» Exercise instructions: Leave out the images; return the rest of the data exactly.

Start Excerpted records

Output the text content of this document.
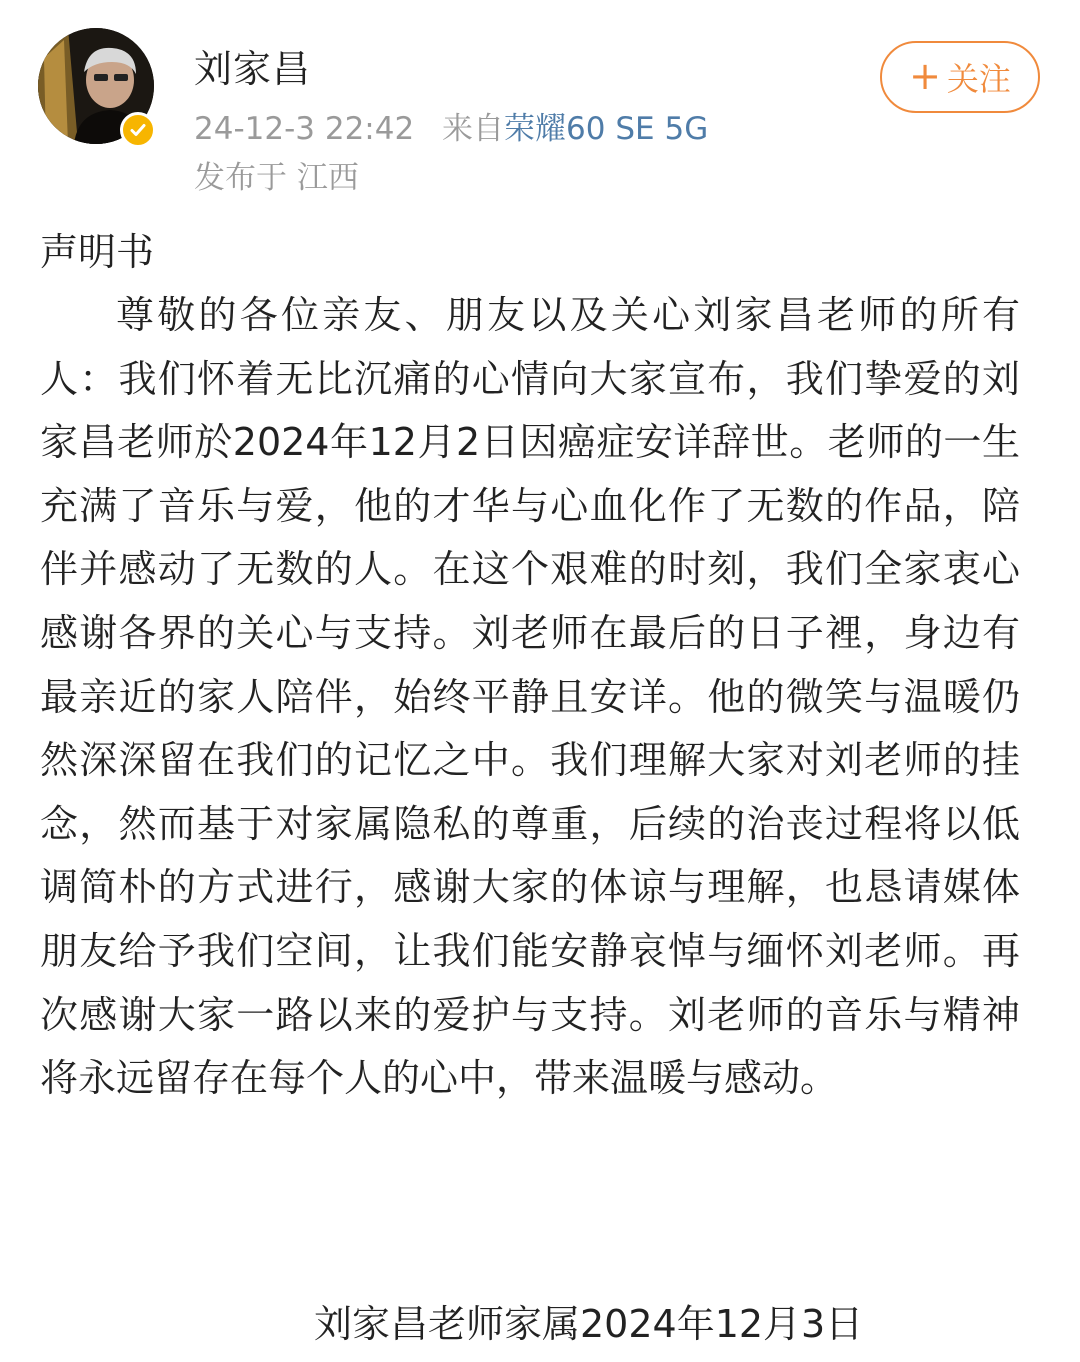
刘家昌
24-12-3 22:42 来自荣耀60 SE 5G
发布于 江西
+ 关注
声明书
尊敬的各位亲友、朋友以及关心刘家昌老师的所有人：我们怀着无比沉痛的心情向大家宣布，我们挚爱的刘家昌老师於2024年12月2日因癌症安详辞世。老师的一生充满了音乐与爱，他的才华与心血化作了无数的作品，陪伴并感动了无数的人。在这个艰难的时刻，我们全家衷心感谢各界的关心与支持。刘老师在最后的日子裡，身边有最亲近的家人陪伴，始终平静且安详。他的微笑与温暖仍然深深留在我们的记忆之中。我们理解大家对刘老师的挂念，然而基于对家属隐私的尊重，后续的治丧过程将以低调简朴的方式进行，感谢大家的体谅与理解，也恳请媒体朋友给予我们空间，让我们能安静哀悼与缅怀刘老师。再次感谢大家一路以来的爱护与支持。刘老师的音乐与精神将永远留存在每个人的心中，带来温暖与感动。
刘家昌老师家属2024年12月3日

End Excerpted records

» Finished answer:
Output the text content of this document.
刘家昌
24-12-3 22:42 来自荣耀60 SE 5G
发布于 江西
+ 关注
声明书
尊敬的各位亲友、朋友以及关心刘家昌老师的所有人：我们怀着无比沉痛的心情向大家宣布，我们挚爱的刘家昌老师於2024年12月2日因癌症安详辞世。老师的一生充满了音乐与爱，他的才华与心血化作了无数的作品，陪伴并感动了无数的人。在这个艰难的时刻，我们全家衷心感谢各界的关心与支持。刘老师在最后的日子裡，身边有最亲近的家人陪伴，始终平静且安详。他的微笑与温暖仍然深深留在我们的记忆之中。我们理解大家对刘老师的挂念，然而基于对家属隐私的尊重，后续的治丧过程将以低调简朴的方式进行，感谢大家的体谅与理解，也恳请媒体朋友给予我们空间，让我们能安静哀悼与缅怀刘老师。再次感谢大家一路以来的爱护与支持。刘老师的音乐与精神将永远留存在每个人的心中，带来温暖与感动。
刘家昌老师家属2024年12月3日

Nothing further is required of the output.